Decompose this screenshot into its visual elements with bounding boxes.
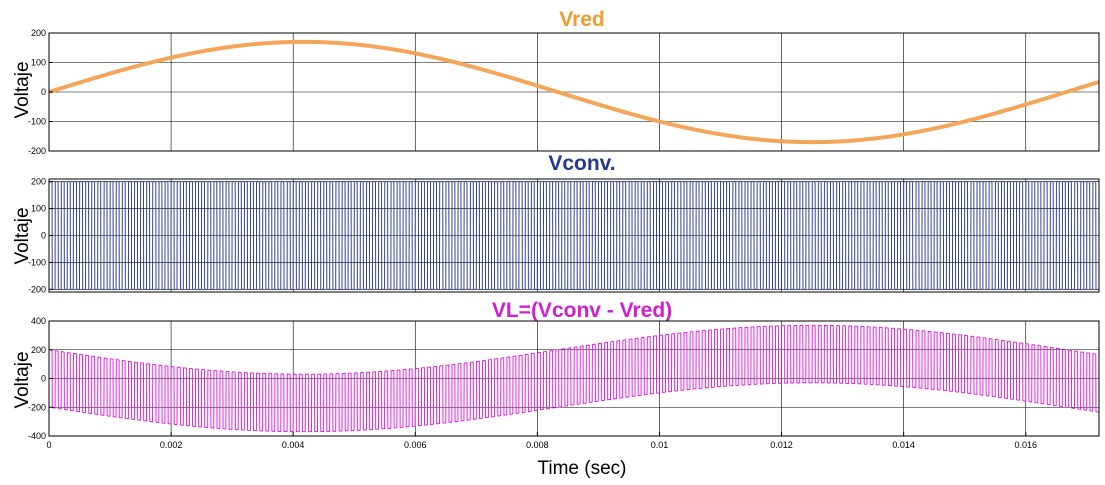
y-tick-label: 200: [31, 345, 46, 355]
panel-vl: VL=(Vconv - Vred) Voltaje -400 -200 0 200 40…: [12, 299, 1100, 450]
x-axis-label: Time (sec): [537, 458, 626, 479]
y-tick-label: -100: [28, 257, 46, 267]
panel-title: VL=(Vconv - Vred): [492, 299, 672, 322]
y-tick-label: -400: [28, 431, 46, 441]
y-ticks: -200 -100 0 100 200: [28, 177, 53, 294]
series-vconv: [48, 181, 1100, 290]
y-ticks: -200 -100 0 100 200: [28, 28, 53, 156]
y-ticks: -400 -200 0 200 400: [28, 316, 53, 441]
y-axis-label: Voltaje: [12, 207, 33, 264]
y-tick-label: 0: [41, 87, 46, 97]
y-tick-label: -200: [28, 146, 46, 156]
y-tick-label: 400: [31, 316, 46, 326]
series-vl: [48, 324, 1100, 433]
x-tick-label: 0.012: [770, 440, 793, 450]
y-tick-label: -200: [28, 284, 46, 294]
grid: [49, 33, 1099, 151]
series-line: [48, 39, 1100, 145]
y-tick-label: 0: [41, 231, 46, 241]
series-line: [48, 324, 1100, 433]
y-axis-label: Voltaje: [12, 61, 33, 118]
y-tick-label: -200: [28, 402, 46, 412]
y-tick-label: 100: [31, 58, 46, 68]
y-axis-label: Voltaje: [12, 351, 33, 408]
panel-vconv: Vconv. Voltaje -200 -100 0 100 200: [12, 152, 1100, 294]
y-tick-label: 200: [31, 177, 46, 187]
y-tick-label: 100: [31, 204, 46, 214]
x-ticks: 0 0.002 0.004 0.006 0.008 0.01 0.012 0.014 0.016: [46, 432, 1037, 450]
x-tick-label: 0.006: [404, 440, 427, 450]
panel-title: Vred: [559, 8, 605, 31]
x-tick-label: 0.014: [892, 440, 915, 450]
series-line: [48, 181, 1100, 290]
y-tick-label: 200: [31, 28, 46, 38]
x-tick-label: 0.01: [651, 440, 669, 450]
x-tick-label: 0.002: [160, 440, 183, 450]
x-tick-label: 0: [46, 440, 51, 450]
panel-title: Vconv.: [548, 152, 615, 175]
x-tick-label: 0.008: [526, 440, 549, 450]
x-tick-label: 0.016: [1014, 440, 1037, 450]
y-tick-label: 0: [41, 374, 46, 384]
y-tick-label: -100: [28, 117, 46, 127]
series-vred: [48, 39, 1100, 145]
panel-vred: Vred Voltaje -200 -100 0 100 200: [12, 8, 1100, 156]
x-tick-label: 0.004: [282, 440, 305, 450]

============

## [DIRECTIVE]
Reproduce the data above line for line, without changing anything, and leave out the picture.

## [COMPLETE RESPONSE]
Decompose this screenshot into its visual elements with bounding boxes.
y-tick-label: 200: [31, 345, 46, 355]
panel-vl: VL=(Vconv - Vred) Voltaje -400 -200 0 200 40…: [12, 299, 1100, 450]
x-axis-label: Time (sec): [537, 458, 626, 479]
y-tick-label: -100: [28, 257, 46, 267]
panel-title: VL=(Vconv - Vred): [492, 299, 672, 322]
y-tick-label: -400: [28, 431, 46, 441]
y-ticks: -200 -100 0 100 200: [28, 177, 53, 294]
series-vconv: [48, 181, 1100, 290]
y-ticks: -200 -100 0 100 200: [28, 28, 53, 156]
y-ticks: -400 -200 0 200 400: [28, 316, 53, 441]
y-axis-label: Voltaje: [12, 207, 33, 264]
y-tick-label: 0: [41, 87, 46, 97]
y-tick-label: -200: [28, 146, 46, 156]
y-tick-label: 400: [31, 316, 46, 326]
series-vl: [48, 324, 1100, 433]
x-tick-label: 0.012: [770, 440, 793, 450]
y-tick-label: -200: [28, 284, 46, 294]
grid: [49, 33, 1099, 151]
series-line: [48, 39, 1100, 145]
y-tick-label: 0: [41, 231, 46, 241]
series-line: [48, 324, 1100, 433]
y-axis-label: Voltaje: [12, 61, 33, 118]
y-tick-label: -200: [28, 402, 46, 412]
y-tick-label: 100: [31, 58, 46, 68]
y-axis-label: Voltaje: [12, 351, 33, 408]
panel-vconv: Vconv. Voltaje -200 -100 0 100 200: [12, 152, 1100, 294]
y-tick-label: 200: [31, 177, 46, 187]
y-tick-label: 100: [31, 204, 46, 214]
x-ticks: 0 0.002 0.004 0.006 0.008 0.01 0.012 0.014 0.016: [46, 432, 1037, 450]
x-tick-label: 0.006: [404, 440, 427, 450]
panel-title: Vred: [559, 8, 605, 31]
x-tick-label: 0.014: [892, 440, 915, 450]
series-line: [48, 181, 1100, 290]
y-tick-label: 200: [31, 28, 46, 38]
x-tick-label: 0.01: [651, 440, 669, 450]
x-tick-label: 0.002: [160, 440, 183, 450]
x-tick-label: 0: [46, 440, 51, 450]
panel-title: Vconv.: [548, 152, 615, 175]
x-tick-label: 0.008: [526, 440, 549, 450]
x-tick-label: 0.016: [1014, 440, 1037, 450]
y-tick-label: 0: [41, 374, 46, 384]
y-tick-label: -100: [28, 117, 46, 127]
series-vred: [48, 39, 1100, 145]
panel-vred: Vred Voltaje -200 -100 0 100 200: [12, 8, 1100, 156]
x-tick-label: 0.004: [282, 440, 305, 450]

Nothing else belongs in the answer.